* _SHORT TASK_
Using the listing below, copy every line that mentions "this".

* _INFORMATION SUPPLIED_

## Begin

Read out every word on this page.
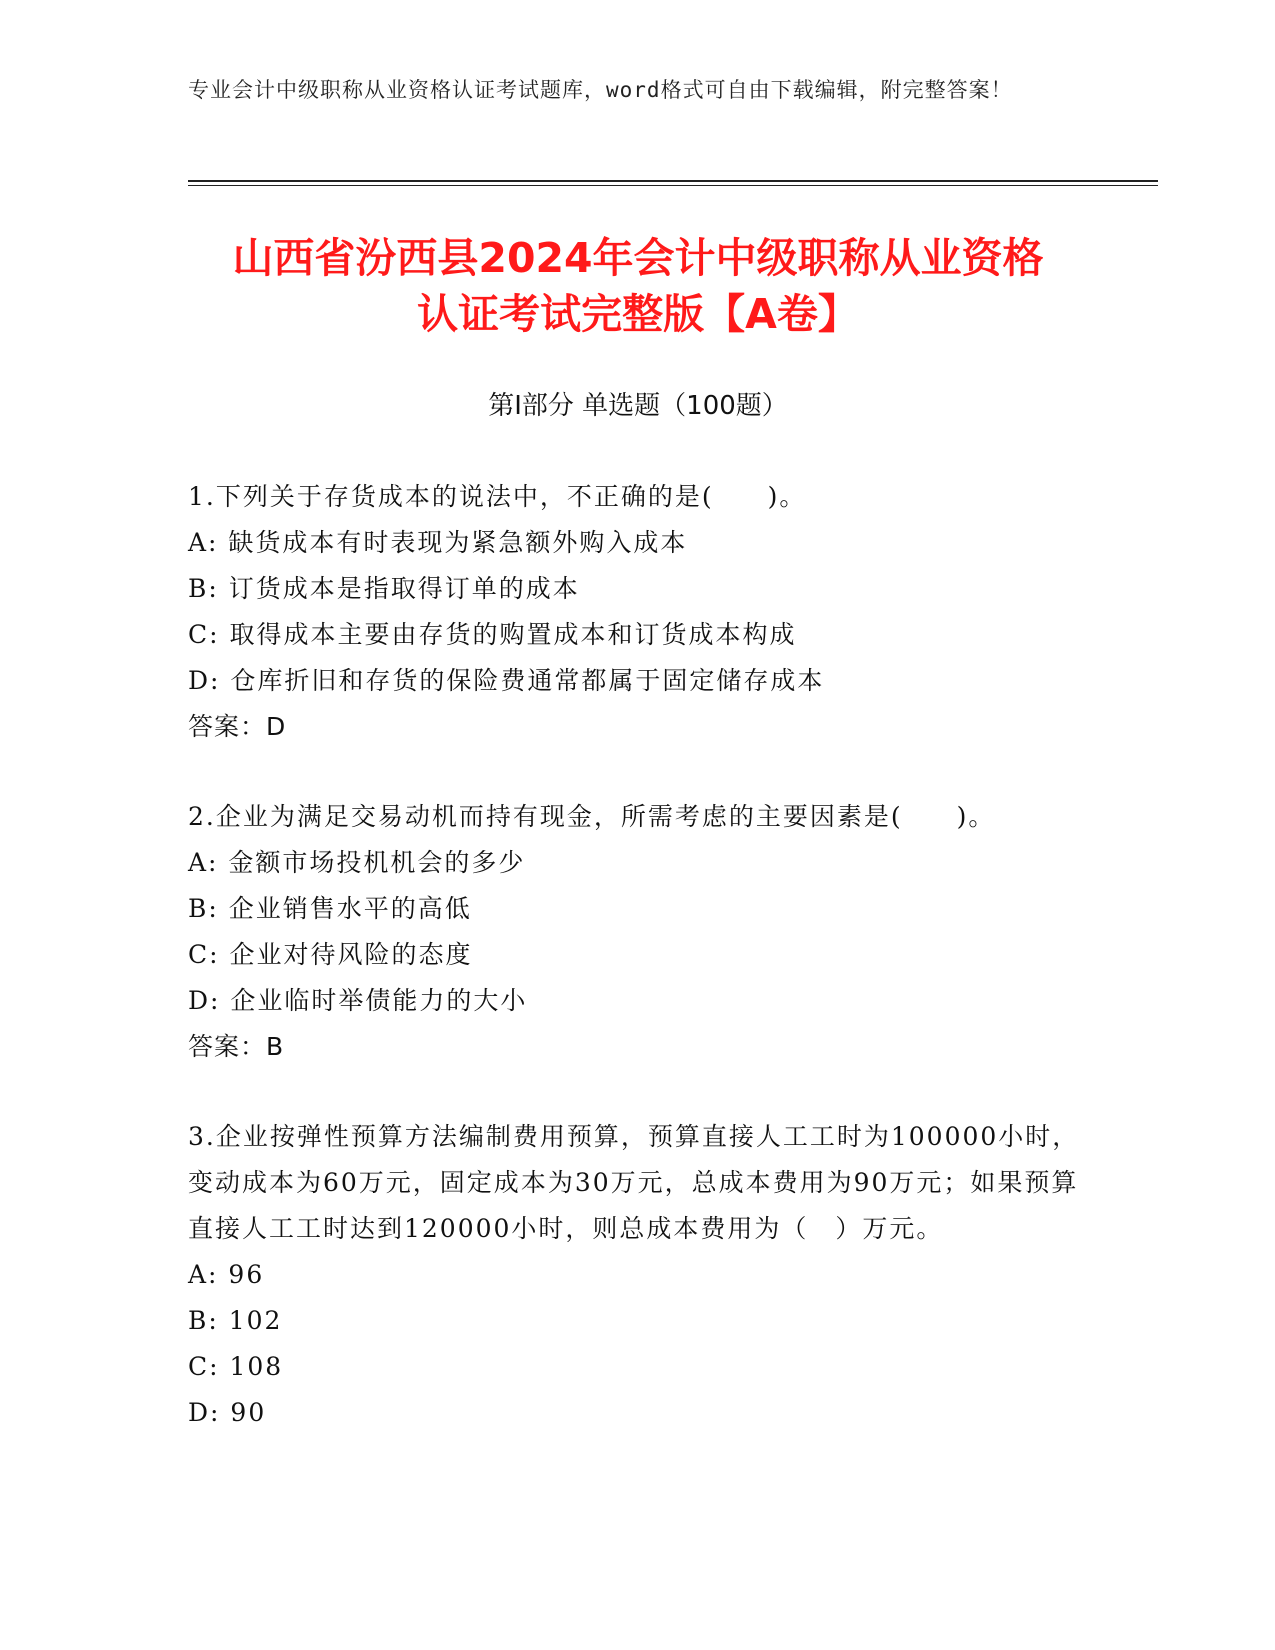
专业会计中级职称从业资格认证考试题库，word格式可自由下载编辑，附完整答案！
山西省汾西县2024年会计中级职称从业资格
认证考试完整版【A卷】
第Ⅰ部分 单选题（100题）

1.下列关于存货成本的说法中，不正确的是(　　)。

A: 缺货成本有时表现为紧急额外购入成本

B: 订货成本是指取得订单的成本

C: 取得成本主要由存货的购置成本和订货成本构成

D: 仓库折旧和存货的保险费通常都属于固定储存成本

答案：D

2.企业为满足交易动机而持有现金，所需考虑的主要因素是(　　)。

A: 金额市场投机机会的多少

B: 企业销售水平的高低

C: 企业对待风险的态度

D: 企业临时举债能力的大小

答案：B

3.企业按弹性预算方法编制费用预算，预算直接人工工时为100000小时，变动成本为60万元，固定成本为30万元，总成本费用为90万元；如果预算直接人工工时达到120000小时，则总成本费用为（　）万元。

A: 96

B: 102

C: 108

D: 90
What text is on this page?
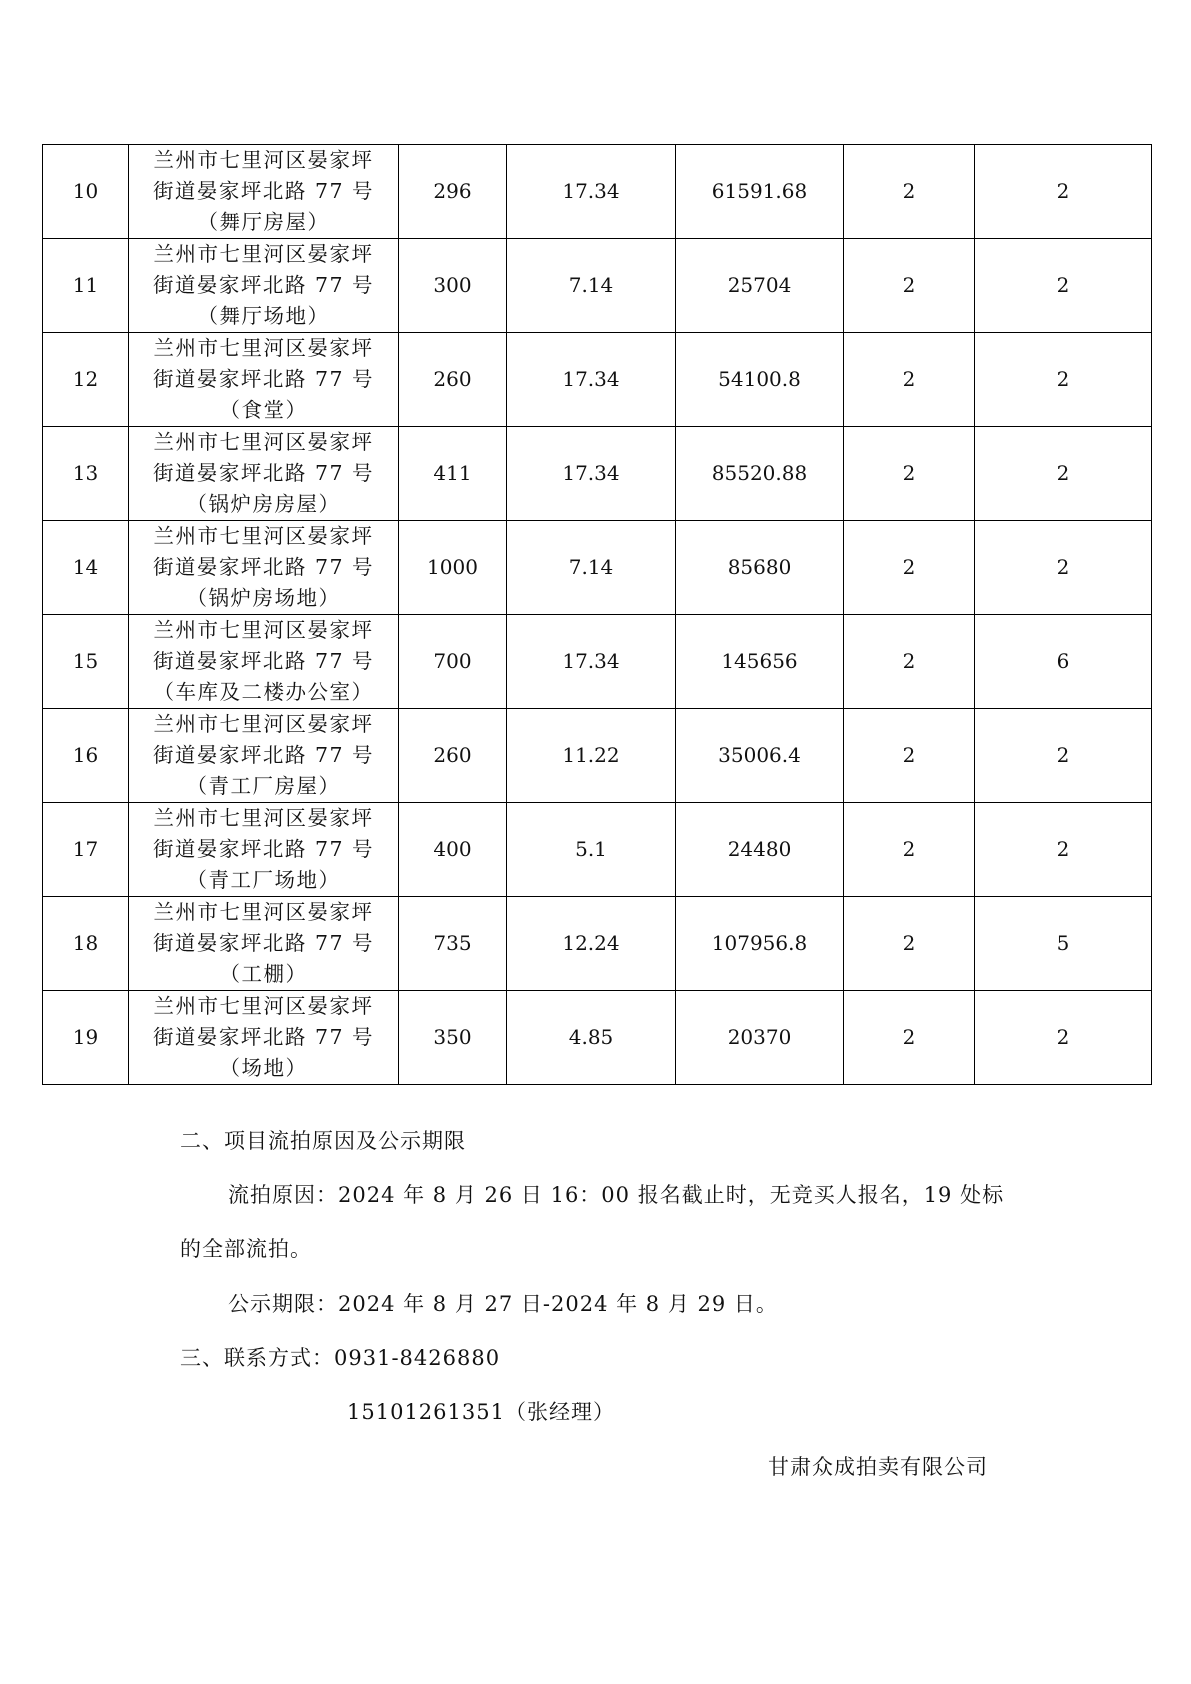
10	兰州市七里河区晏家坪
街道晏家坪北路 77 号
（舞厅房屋）	296	17.34	61591.68	2	2
11	兰州市七里河区晏家坪
街道晏家坪北路 77 号
（舞厅场地）	300	7.14	25704	2	2
12	兰州市七里河区晏家坪
街道晏家坪北路 77 号
（食堂）	260	17.34	54100.8	2	2
13	兰州市七里河区晏家坪
街道晏家坪北路 77 号
（锅炉房房屋）	411	17.34	85520.88	2	2
14	兰州市七里河区晏家坪
街道晏家坪北路 77 号
（锅炉房场地）	1000	7.14	85680	2	2
15	兰州市七里河区晏家坪
街道晏家坪北路 77 号
（车库及二楼办公室）	700	17.34	145656	2	6
16	兰州市七里河区晏家坪
街道晏家坪北路 77 号
（青工厂房屋）	260	11.22	35006.4	2	2
17	兰州市七里河区晏家坪
街道晏家坪北路 77 号
（青工厂场地）	400	5.1	24480	2	2
18	兰州市七里河区晏家坪
街道晏家坪北路 77 号
（工棚）	735	12.24	107956.8	2	5
19	兰州市七里河区晏家坪
街道晏家坪北路 77 号
（场地）	350	4.85	20370	2	2
二、项目流拍原因及公示期限
流拍原因：2024 年 8 月 26 日 16：00 报名截止时，无竞买人报名，19 处标
的全部流拍。
公示期限：2024 年 8 月 27 日-2024 年 8 月 29 日。
三、联系方式：0931-8426880
15101261351（张经理）
甘肃众成拍卖有限公司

## End

* _WORKED ANSWER_
Read out every word on this page.
What text is on this page?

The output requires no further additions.